▶ **WHAT THE TASK REQUIRES**
Find the lines holding the string "Jurisdiccionales" in the data, then copy all of them.

· · · ·

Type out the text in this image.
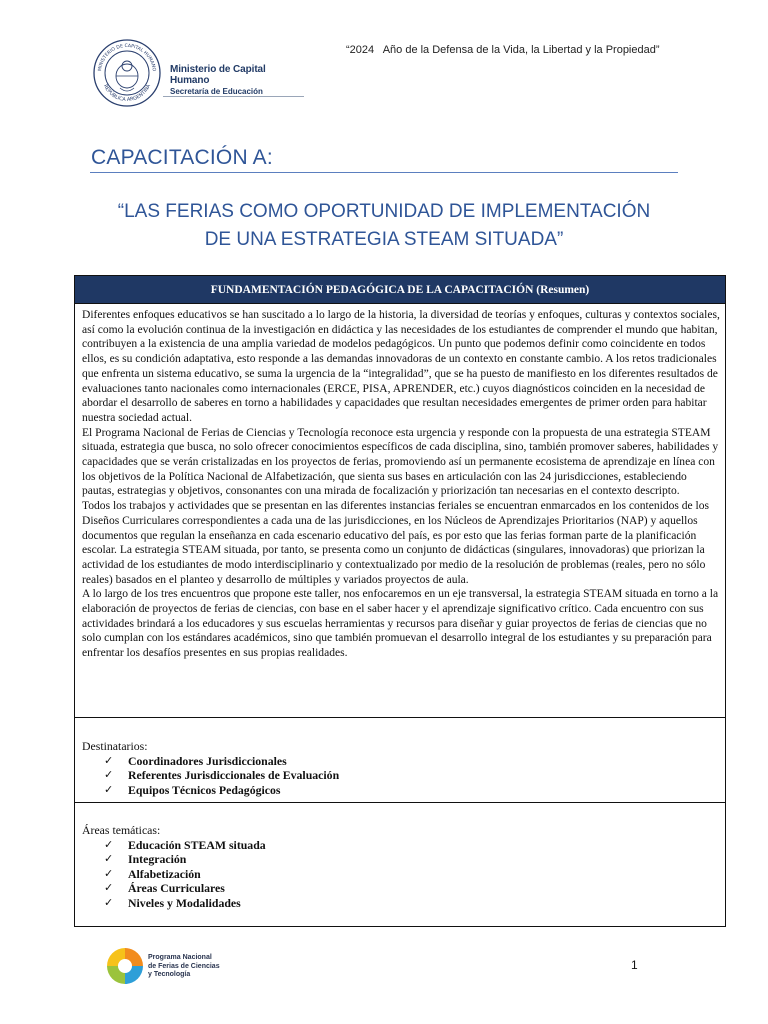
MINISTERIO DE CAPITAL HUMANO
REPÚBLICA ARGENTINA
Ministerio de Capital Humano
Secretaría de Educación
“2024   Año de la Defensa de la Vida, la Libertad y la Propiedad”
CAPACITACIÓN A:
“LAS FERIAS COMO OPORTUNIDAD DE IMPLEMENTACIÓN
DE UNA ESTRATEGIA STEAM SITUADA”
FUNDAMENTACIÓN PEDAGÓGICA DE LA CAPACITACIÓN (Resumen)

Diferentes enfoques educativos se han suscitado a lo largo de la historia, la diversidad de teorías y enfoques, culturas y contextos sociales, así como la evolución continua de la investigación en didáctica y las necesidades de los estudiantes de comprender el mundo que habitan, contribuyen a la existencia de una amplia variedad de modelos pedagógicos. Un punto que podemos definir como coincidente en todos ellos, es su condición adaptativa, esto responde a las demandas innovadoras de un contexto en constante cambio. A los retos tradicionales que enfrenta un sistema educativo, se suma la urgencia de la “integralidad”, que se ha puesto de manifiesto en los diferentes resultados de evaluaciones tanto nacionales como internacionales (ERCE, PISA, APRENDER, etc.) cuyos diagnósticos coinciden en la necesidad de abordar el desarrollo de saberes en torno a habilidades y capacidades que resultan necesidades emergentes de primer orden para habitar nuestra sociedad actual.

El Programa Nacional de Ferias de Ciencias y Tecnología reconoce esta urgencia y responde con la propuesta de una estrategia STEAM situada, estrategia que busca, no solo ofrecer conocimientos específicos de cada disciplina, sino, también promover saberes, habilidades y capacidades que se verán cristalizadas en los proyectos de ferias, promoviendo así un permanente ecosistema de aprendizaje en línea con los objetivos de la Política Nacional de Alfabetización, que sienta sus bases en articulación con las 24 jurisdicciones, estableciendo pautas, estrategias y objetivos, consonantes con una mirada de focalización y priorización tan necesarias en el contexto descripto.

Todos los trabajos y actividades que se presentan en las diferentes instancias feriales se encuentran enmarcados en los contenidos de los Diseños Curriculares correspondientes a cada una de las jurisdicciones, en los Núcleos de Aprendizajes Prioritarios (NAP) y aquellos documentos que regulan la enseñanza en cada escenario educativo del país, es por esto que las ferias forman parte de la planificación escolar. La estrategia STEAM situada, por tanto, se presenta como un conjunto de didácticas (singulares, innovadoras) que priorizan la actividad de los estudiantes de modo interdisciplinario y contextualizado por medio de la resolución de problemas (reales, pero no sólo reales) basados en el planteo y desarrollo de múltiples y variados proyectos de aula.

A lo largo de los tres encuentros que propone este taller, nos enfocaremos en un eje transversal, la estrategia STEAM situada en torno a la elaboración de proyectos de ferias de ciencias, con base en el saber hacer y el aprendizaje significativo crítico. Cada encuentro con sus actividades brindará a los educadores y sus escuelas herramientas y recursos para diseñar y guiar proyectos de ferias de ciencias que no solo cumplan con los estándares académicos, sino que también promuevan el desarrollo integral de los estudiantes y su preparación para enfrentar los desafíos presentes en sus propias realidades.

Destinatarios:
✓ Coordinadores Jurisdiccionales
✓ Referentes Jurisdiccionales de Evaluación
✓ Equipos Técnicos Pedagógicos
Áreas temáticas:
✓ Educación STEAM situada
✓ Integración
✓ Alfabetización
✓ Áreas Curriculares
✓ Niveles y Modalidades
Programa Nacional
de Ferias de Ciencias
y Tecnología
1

· · · ·

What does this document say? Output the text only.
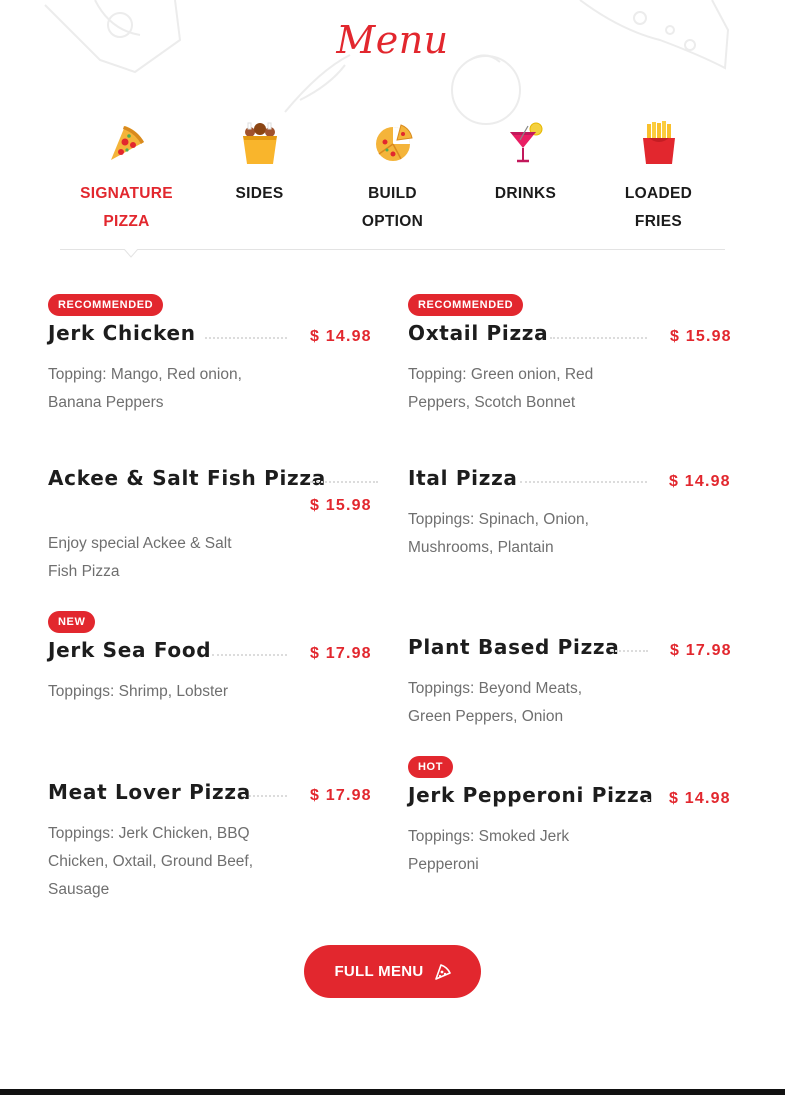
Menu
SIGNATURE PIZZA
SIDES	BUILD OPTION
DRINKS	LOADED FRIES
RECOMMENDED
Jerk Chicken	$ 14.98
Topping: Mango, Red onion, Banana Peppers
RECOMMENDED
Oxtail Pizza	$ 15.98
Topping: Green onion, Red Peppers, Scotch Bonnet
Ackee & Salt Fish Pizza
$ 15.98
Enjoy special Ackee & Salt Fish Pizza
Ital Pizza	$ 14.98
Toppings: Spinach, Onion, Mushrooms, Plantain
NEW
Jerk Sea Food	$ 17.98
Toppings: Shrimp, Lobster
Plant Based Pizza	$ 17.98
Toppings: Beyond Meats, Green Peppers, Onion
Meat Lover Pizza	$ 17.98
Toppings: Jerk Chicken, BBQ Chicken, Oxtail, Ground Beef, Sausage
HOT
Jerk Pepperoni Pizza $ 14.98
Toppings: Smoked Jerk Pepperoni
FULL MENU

· · · ·

▶ **TASK RESPONSE**
✓ Coordinadores Jurisdiccionales
✓ Referentes Jurisdiccionales de Evaluación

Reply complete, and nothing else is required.